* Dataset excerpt
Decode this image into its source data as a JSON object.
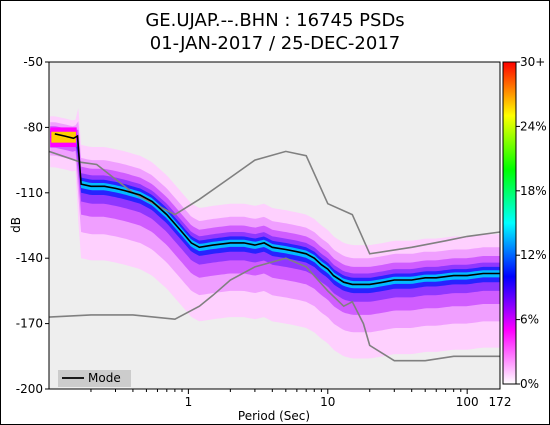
{
  "chart_data": {
    "type": "heatmap",
    "title_line1": "GE.UJAP.--.BHN : 16745 PSDs",
    "title_line2": "01-JAN-2017 / 25-DEC-2017",
    "xlabel": "Period (Sec)",
    "ylabel": "dB",
    "x_scale": "log",
    "xlim": [
      0.1,
      172
    ],
    "ylim": [
      -200,
      -50
    ],
    "y_ticks": [
      -50,
      -80,
      -110,
      -140,
      -170,
      -200
    ],
    "x_ticks": [
      {
        "value": 1,
        "label": "1"
      },
      {
        "value": 10,
        "label": "10"
      },
      {
        "value": 100,
        "label": "100"
      },
      {
        "value": 172,
        "label": "172"
      }
    ],
    "colorbar": {
      "ticks": [
        "0%",
        "6%",
        "12%",
        "18%",
        "24%",
        "30+"
      ],
      "min_percent": 0,
      "max_percent": 30,
      "colors": [
        "#ffffff",
        "#ff00ff",
        "#0000ff",
        "#00ffff",
        "#00ff00",
        "#ffff00",
        "#ff0000"
      ]
    },
    "legend": {
      "position": "bottom-left",
      "entries": [
        "Mode"
      ]
    },
    "mode_series": {
      "name": "Mode",
      "color": "#000000",
      "x": [
        0.11,
        0.13,
        0.15,
        0.16,
        0.17,
        0.2,
        0.25,
        0.3,
        0.35,
        0.45,
        0.55,
        0.7,
        0.9,
        1.05,
        1.2,
        1.5,
        2,
        2.5,
        3,
        3.5,
        4,
        5,
        6,
        7,
        8,
        9,
        10,
        11,
        13,
        15,
        20,
        25,
        30,
        40,
        50,
        60,
        80,
        100,
        130,
        172
      ],
      "y": [
        -83,
        -84,
        -85,
        -84,
        -106,
        -107,
        -107,
        -108,
        -109,
        -111,
        -114,
        -120,
        -128,
        -133,
        -135,
        -134,
        -133,
        -133,
        -134,
        -133,
        -135,
        -136,
        -137,
        -138,
        -140,
        -143,
        -145,
        -148,
        -151,
        -152,
        -152,
        -151,
        -150,
        -150,
        -149,
        -149,
        -148,
        -148,
        -147,
        -147
      ]
    },
    "noise_models": [
      {
        "name": "high",
        "color": "#808080",
        "x": [
          0.1,
          0.17,
          0.22,
          0.4,
          0.8,
          1.2,
          2,
          3,
          5,
          7,
          10,
          15,
          20,
          40,
          70,
          100,
          172
        ],
        "y": [
          -91,
          -96,
          -97,
          -110,
          -120,
          -113,
          -103,
          -95,
          -91,
          -93,
          -115,
          -120,
          -138,
          -135,
          -132,
          -130,
          -128
        ]
      },
      {
        "name": "low",
        "color": "#808080",
        "x": [
          0.1,
          0.2,
          0.4,
          0.8,
          1.2,
          1.5,
          2,
          3,
          5,
          7,
          10,
          13,
          15,
          18,
          20,
          30,
          50,
          80,
          100,
          172
        ],
        "y": [
          -167,
          -166,
          -166,
          -168,
          -162,
          -157,
          -150,
          -144,
          -140,
          -144,
          -155,
          -162,
          -160,
          -170,
          -180,
          -187,
          -187,
          -185,
          -185,
          -185
        ]
      }
    ]
  }
}
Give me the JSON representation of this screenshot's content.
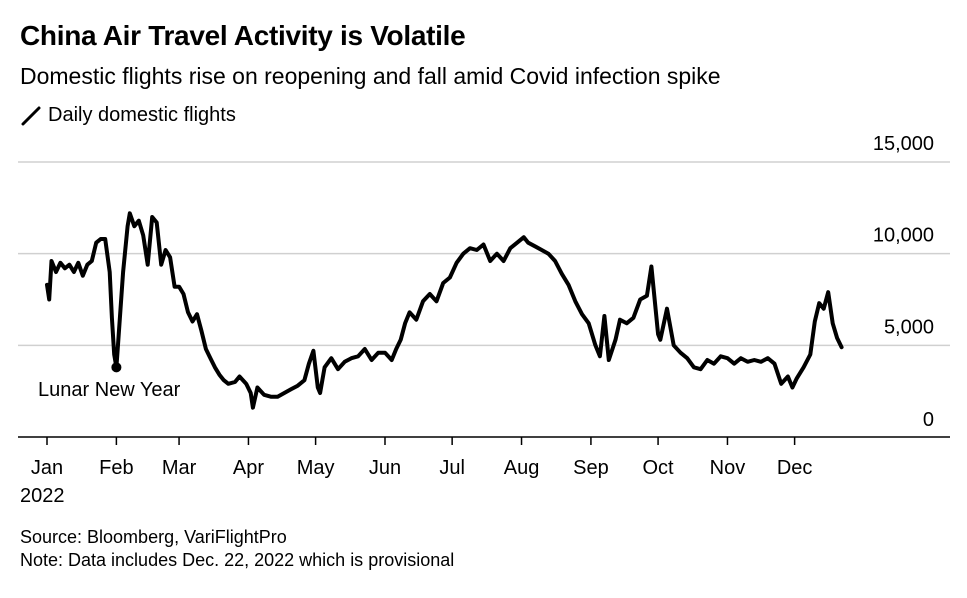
{
  "title": "China Air Travel Activity is Volatile",
  "subtitle": "Domestic flights rise on reopening and fall amid Covid infection spike",
  "legend": {
    "label": "Daily domestic flights",
    "color": "#000000"
  },
  "source": "Source: Bloomberg, VariFlightPro",
  "note": "Note: Data includes Dec. 22, 2022 which is provisional",
  "chart_data": {
    "type": "line",
    "year": "2022",
    "xlabel": "",
    "ylabel": "",
    "ylim": [
      0,
      15000
    ],
    "y_ticks": [
      {
        "value": 0,
        "label": "0"
      },
      {
        "value": 5000,
        "label": "5,000"
      },
      {
        "value": 10000,
        "label": "10,000"
      },
      {
        "value": 15000,
        "label": "15,000"
      }
    ],
    "x_ticks": [
      "Jan",
      "Feb",
      "Mar",
      "Apr",
      "May",
      "Jun",
      "Jul",
      "Aug",
      "Sep",
      "Oct",
      "Nov",
      "Dec"
    ],
    "grid": true,
    "annotation": {
      "date": "2022-02-01",
      "value": 3800,
      "label": "Lunar New Year"
    },
    "series": [
      {
        "name": "Daily domestic flights",
        "color": "#000000",
        "points": [
          [
            "2022-01-01",
            8300
          ],
          [
            "2022-01-02",
            7500
          ],
          [
            "2022-01-03",
            9600
          ],
          [
            "2022-01-05",
            9000
          ],
          [
            "2022-01-07",
            9500
          ],
          [
            "2022-01-09",
            9200
          ],
          [
            "2022-01-11",
            9400
          ],
          [
            "2022-01-13",
            9000
          ],
          [
            "2022-01-15",
            9500
          ],
          [
            "2022-01-17",
            8800
          ],
          [
            "2022-01-19",
            9400
          ],
          [
            "2022-01-21",
            9600
          ],
          [
            "2022-01-23",
            10600
          ],
          [
            "2022-01-25",
            10800
          ],
          [
            "2022-01-27",
            10800
          ],
          [
            "2022-01-29",
            9000
          ],
          [
            "2022-01-30",
            6500
          ],
          [
            "2022-01-31",
            4500
          ],
          [
            "2022-02-01",
            3800
          ],
          [
            "2022-02-02",
            5500
          ],
          [
            "2022-02-04",
            9000
          ],
          [
            "2022-02-06",
            11500
          ],
          [
            "2022-02-07",
            12200
          ],
          [
            "2022-02-09",
            11500
          ],
          [
            "2022-02-11",
            11800
          ],
          [
            "2022-02-13",
            11000
          ],
          [
            "2022-02-15",
            9400
          ],
          [
            "2022-02-17",
            12000
          ],
          [
            "2022-02-19",
            11700
          ],
          [
            "2022-02-21",
            9400
          ],
          [
            "2022-02-23",
            10200
          ],
          [
            "2022-02-25",
            9800
          ],
          [
            "2022-02-27",
            8200
          ],
          [
            "2022-03-01",
            8200
          ],
          [
            "2022-03-03",
            7800
          ],
          [
            "2022-03-05",
            6800
          ],
          [
            "2022-03-07",
            6300
          ],
          [
            "2022-03-09",
            6700
          ],
          [
            "2022-03-11",
            5800
          ],
          [
            "2022-03-13",
            4800
          ],
          [
            "2022-03-15",
            4300
          ],
          [
            "2022-03-17",
            3800
          ],
          [
            "2022-03-19",
            3400
          ],
          [
            "2022-03-21",
            3100
          ],
          [
            "2022-03-23",
            2900
          ],
          [
            "2022-03-26",
            3000
          ],
          [
            "2022-03-28",
            3300
          ],
          [
            "2022-03-31",
            2900
          ],
          [
            "2022-04-02",
            2400
          ],
          [
            "2022-04-03",
            1600
          ],
          [
            "2022-04-05",
            2700
          ],
          [
            "2022-04-08",
            2300
          ],
          [
            "2022-04-11",
            2200
          ],
          [
            "2022-04-14",
            2200
          ],
          [
            "2022-04-17",
            2400
          ],
          [
            "2022-04-20",
            2600
          ],
          [
            "2022-04-23",
            2800
          ],
          [
            "2022-04-26",
            3100
          ],
          [
            "2022-04-28",
            4000
          ],
          [
            "2022-04-30",
            4700
          ],
          [
            "2022-05-02",
            2700
          ],
          [
            "2022-05-03",
            2400
          ],
          [
            "2022-05-05",
            3800
          ],
          [
            "2022-05-08",
            4300
          ],
          [
            "2022-05-11",
            3700
          ],
          [
            "2022-05-14",
            4100
          ],
          [
            "2022-05-17",
            4300
          ],
          [
            "2022-05-20",
            4400
          ],
          [
            "2022-05-23",
            4800
          ],
          [
            "2022-05-26",
            4200
          ],
          [
            "2022-05-29",
            4600
          ],
          [
            "2022-06-01",
            4600
          ],
          [
            "2022-06-04",
            4200
          ],
          [
            "2022-06-06",
            4800
          ],
          [
            "2022-06-08",
            5300
          ],
          [
            "2022-06-10",
            6200
          ],
          [
            "2022-06-12",
            6800
          ],
          [
            "2022-06-15",
            6400
          ],
          [
            "2022-06-18",
            7400
          ],
          [
            "2022-06-21",
            7800
          ],
          [
            "2022-06-24",
            7400
          ],
          [
            "2022-06-27",
            8400
          ],
          [
            "2022-06-30",
            8700
          ],
          [
            "2022-07-03",
            9500
          ],
          [
            "2022-07-06",
            10000
          ],
          [
            "2022-07-09",
            10300
          ],
          [
            "2022-07-12",
            10200
          ],
          [
            "2022-07-15",
            10500
          ],
          [
            "2022-07-18",
            9600
          ],
          [
            "2022-07-21",
            10000
          ],
          [
            "2022-07-24",
            9600
          ],
          [
            "2022-07-27",
            10300
          ],
          [
            "2022-07-30",
            10600
          ],
          [
            "2022-08-02",
            10900
          ],
          [
            "2022-08-04",
            10600
          ],
          [
            "2022-08-07",
            10400
          ],
          [
            "2022-08-10",
            10200
          ],
          [
            "2022-08-13",
            10000
          ],
          [
            "2022-08-16",
            9600
          ],
          [
            "2022-08-19",
            8900
          ],
          [
            "2022-08-22",
            8300
          ],
          [
            "2022-08-25",
            7400
          ],
          [
            "2022-08-28",
            6700
          ],
          [
            "2022-08-31",
            6200
          ],
          [
            "2022-09-03",
            5000
          ],
          [
            "2022-09-05",
            4400
          ],
          [
            "2022-09-07",
            6600
          ],
          [
            "2022-09-09",
            4200
          ],
          [
            "2022-09-12",
            5300
          ],
          [
            "2022-09-14",
            6400
          ],
          [
            "2022-09-17",
            6200
          ],
          [
            "2022-09-20",
            6500
          ],
          [
            "2022-09-23",
            7500
          ],
          [
            "2022-09-26",
            7700
          ],
          [
            "2022-09-28",
            9300
          ],
          [
            "2022-10-01",
            5600
          ],
          [
            "2022-10-02",
            5300
          ],
          [
            "2022-10-05",
            7000
          ],
          [
            "2022-10-08",
            5000
          ],
          [
            "2022-10-11",
            4600
          ],
          [
            "2022-10-14",
            4300
          ],
          [
            "2022-10-17",
            3800
          ],
          [
            "2022-10-20",
            3700
          ],
          [
            "2022-10-23",
            4200
          ],
          [
            "2022-10-26",
            4000
          ],
          [
            "2022-10-29",
            4400
          ],
          [
            "2022-11-01",
            4300
          ],
          [
            "2022-11-04",
            4000
          ],
          [
            "2022-11-07",
            4300
          ],
          [
            "2022-11-10",
            4100
          ],
          [
            "2022-11-13",
            4200
          ],
          [
            "2022-11-16",
            4100
          ],
          [
            "2022-11-19",
            4300
          ],
          [
            "2022-11-22",
            4000
          ],
          [
            "2022-11-25",
            2900
          ],
          [
            "2022-11-28",
            3300
          ],
          [
            "2022-11-30",
            2700
          ],
          [
            "2022-12-02",
            3200
          ],
          [
            "2022-12-05",
            3800
          ],
          [
            "2022-12-08",
            4500
          ],
          [
            "2022-12-10",
            6300
          ],
          [
            "2022-12-12",
            7300
          ],
          [
            "2022-12-14",
            7000
          ],
          [
            "2022-12-16",
            7900
          ],
          [
            "2022-12-18",
            6200
          ],
          [
            "2022-12-20",
            5400
          ],
          [
            "2022-12-22",
            4900
          ]
        ]
      }
    ]
  }
}
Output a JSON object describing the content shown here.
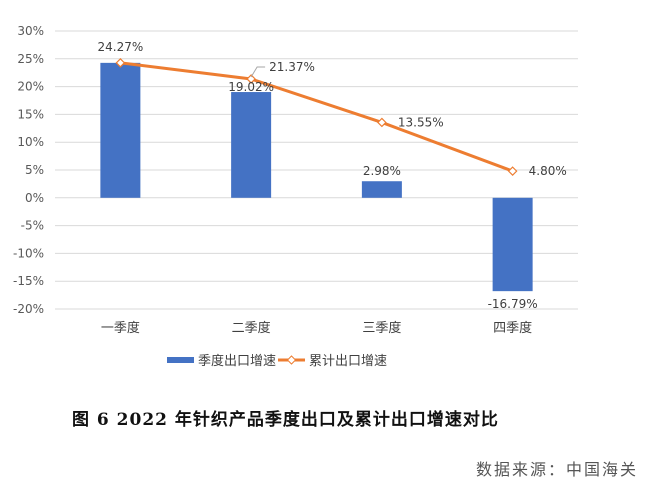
{
  "chart_data": {
    "type": "bar+line",
    "categories": [
      "一季度",
      "二季度",
      "三季度",
      "四季度"
    ],
    "series": [
      {
        "name": "季度出口增速",
        "type": "bar",
        "color": "#4472C4",
        "values": [
          24.27,
          19.02,
          2.98,
          -16.79
        ],
        "labels": [
          "24.27%",
          "19.02%",
          "2.98%",
          "-16.79%"
        ]
      },
      {
        "name": "累计出口增速",
        "type": "line",
        "color": "#ED7D31",
        "values": [
          24.27,
          21.37,
          13.55,
          4.8
        ],
        "labels": [
          "",
          "21.37%",
          "13.55%",
          "4.80%"
        ]
      }
    ],
    "ylim": [
      -20,
      30
    ],
    "yticks": [
      30,
      25,
      20,
      15,
      10,
      5,
      0,
      -5,
      -10,
      -15,
      -20
    ],
    "ytick_labels": [
      "30%",
      "25%",
      "20%",
      "15%",
      "10%",
      "5%",
      "0%",
      "-5%",
      "-10%",
      "-15%",
      "-20%"
    ],
    "grid": true,
    "legend": "bottom",
    "title": "图 6   2022 年针织产品季度出口及累计出口增速对比"
  },
  "source": "数据来源：中国海关"
}
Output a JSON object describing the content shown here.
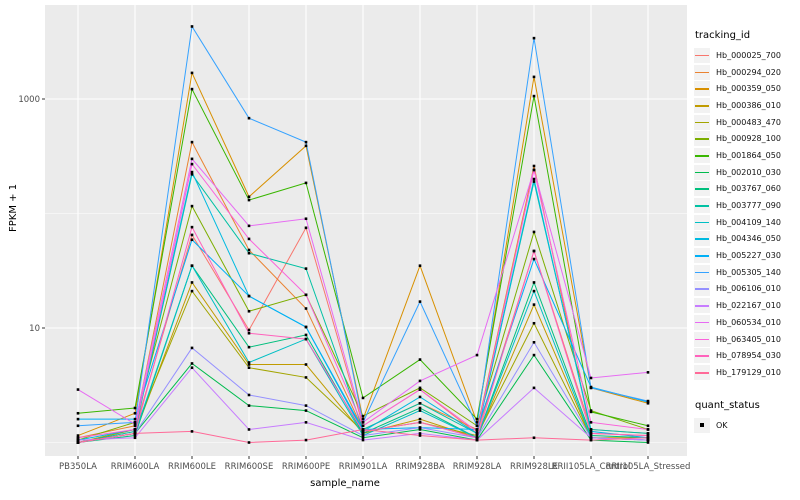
{
  "figure": {
    "xlabel": "sample_name",
    "ylabel": "FPKM + 1",
    "legend_tracking_title": "tracking_id",
    "legend_quant_title": "quant_status",
    "quant_label": "OK"
  },
  "chart_data": {
    "type": "line",
    "title": "",
    "xlabel": "sample_name",
    "ylabel": "FPKM + 1",
    "y_scale": "log10",
    "y_tick_labels": [
      "10",
      "1000"
    ],
    "y_ticks": [
      10,
      1000
    ],
    "y_minor_gridlines": [
      1,
      100
    ],
    "ylim": [
      0.8,
      6600
    ],
    "grid": "major white on gray panel, minor lighter",
    "legend_position": "right",
    "point_marker": "small black square (quant_status OK)",
    "panel_color": "#EBEBEB",
    "categories": [
      "PB350LA",
      "RRIM600LA",
      "RRIM600LE",
      "RRIM600SE",
      "RRIM600PE",
      "RRIM901LA",
      "RRIM928BA",
      "RRIM928LA",
      "RRIM928LE",
      "RRII105LA_Control",
      "RRII105LA_Stressed"
    ],
    "series": [
      {
        "name": "Hb_000025_700",
        "color": "#F8766D",
        "values": [
          1.0,
          1.3,
          65,
          9.6,
          75,
          1.4,
          2.9,
          1.2,
          47,
          1.3,
          1.2
        ]
      },
      {
        "name": "Hb_000294_020",
        "color": "#EA8331",
        "values": [
          1.1,
          1.4,
          420,
          48,
          14.8,
          1.3,
          2.2,
          1.3,
          260,
          1.2,
          1.15
        ]
      },
      {
        "name": "Hb_000359_050",
        "color": "#D89000",
        "values": [
          1.15,
          1.8,
          1690,
          140,
          390,
          1.6,
          35,
          1.5,
          1560,
          3.0,
          2.2
        ]
      },
      {
        "name": "Hb_000386_010",
        "color": "#C09B00",
        "values": [
          1.0,
          1.2,
          25,
          4.8,
          4.8,
          1.2,
          1.6,
          1.1,
          16,
          1.1,
          1.1
        ]
      },
      {
        "name": "Hb_000483_470",
        "color": "#A3A500",
        "values": [
          1.0,
          1.3,
          21,
          4.5,
          3.7,
          1.25,
          1.5,
          1.15,
          11,
          1.1,
          1.05
        ]
      },
      {
        "name": "Hb_000928_100",
        "color": "#7CAE00",
        "values": [
          1.05,
          1.5,
          116,
          14,
          19.5,
          1.7,
          3.0,
          1.4,
          69,
          1.9,
          1.3
        ]
      },
      {
        "name": "Hb_001864_050",
        "color": "#39B600",
        "values": [
          1.8,
          2.0,
          1220,
          131,
          185,
          2.45,
          5.3,
          1.6,
          1060,
          1.85,
          1.4
        ]
      },
      {
        "name": "Hb_002010_030",
        "color": "#00BB4E",
        "values": [
          1.0,
          1.2,
          4.9,
          2.1,
          1.9,
          1.1,
          1.3,
          1.05,
          5.8,
          1.05,
          1.0
        ]
      },
      {
        "name": "Hb_003767_060",
        "color": "#00BF7D",
        "values": [
          1.0,
          1.15,
          35,
          6.8,
          8.7,
          1.2,
          2.0,
          1.1,
          25,
          1.15,
          1.1
        ]
      },
      {
        "name": "Hb_003777_090",
        "color": "#00C1A3",
        "values": [
          1.0,
          1.25,
          220,
          45,
          33,
          1.3,
          2.2,
          1.2,
          190,
          1.3,
          1.2
        ]
      },
      {
        "name": "Hb_004109_140",
        "color": "#00BFC4",
        "values": [
          1.0,
          1.2,
          35,
          5.0,
          8.0,
          1.15,
          1.9,
          1.1,
          21,
          1.1,
          1.05
        ]
      },
      {
        "name": "Hb_004346_050",
        "color": "#00BAE0",
        "values": [
          1.05,
          1.3,
          230,
          19,
          10.2,
          1.25,
          2.5,
          1.2,
          200,
          1.25,
          1.1
        ]
      },
      {
        "name": "Hb_005227_030",
        "color": "#00B0F6",
        "values": [
          1.6,
          1.6,
          59,
          19,
          10.2,
          1.3,
          1.35,
          1.3,
          40,
          3.05,
          2.26
        ]
      },
      {
        "name": "Hb_005305_140",
        "color": "#35A2FF",
        "values": [
          1.4,
          1.5,
          4300,
          680,
          420,
          1.5,
          17,
          1.4,
          3400,
          3.0,
          2.3
        ]
      },
      {
        "name": "Hb_006106_010",
        "color": "#9590FF",
        "values": [
          1.0,
          1.2,
          6.7,
          2.6,
          2.1,
          1.15,
          1.35,
          1.1,
          7.5,
          1.1,
          1.05
        ]
      },
      {
        "name": "Hb_022167_010",
        "color": "#C77CFF",
        "values": [
          1.05,
          1.1,
          4.5,
          1.3,
          1.5,
          1.05,
          1.2,
          1.05,
          3.0,
          1.1,
          1.05
        ]
      },
      {
        "name": "Hb_060534_010",
        "color": "#E76BF3",
        "values": [
          2.9,
          1.45,
          300,
          78,
          90,
          1.5,
          3.45,
          5.8,
          240,
          3.66,
          4.1
        ]
      },
      {
        "name": "Hb_063405_010",
        "color": "#FA62DB",
        "values": [
          1.1,
          1.3,
          270,
          60,
          19.5,
          1.4,
          2.9,
          1.25,
          240,
          1.5,
          1.3
        ]
      },
      {
        "name": "Hb_078954_030",
        "color": "#FF62BC",
        "values": [
          1.0,
          1.2,
          76,
          9.0,
          8.0,
          1.25,
          1.5,
          1.1,
          47,
          1.2,
          1.15
        ]
      },
      {
        "name": "Hb_179129_010",
        "color": "#FF6A98",
        "values": [
          1.0,
          1.2,
          1.25,
          1.0,
          1.05,
          1.3,
          1.15,
          1.05,
          1.1,
          1.05,
          1.1
        ]
      }
    ]
  }
}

* WHAT IS BEING ASKED
Using the listing above, show each line holding the string "JSON".

* CORRECT OUTPUT
Decode this image into its source data as a JSON object.
Give me the JSON representation of this screenshot's content.
Output a JSON object describing the content shown here.
Output a JSON object describing the content shown here.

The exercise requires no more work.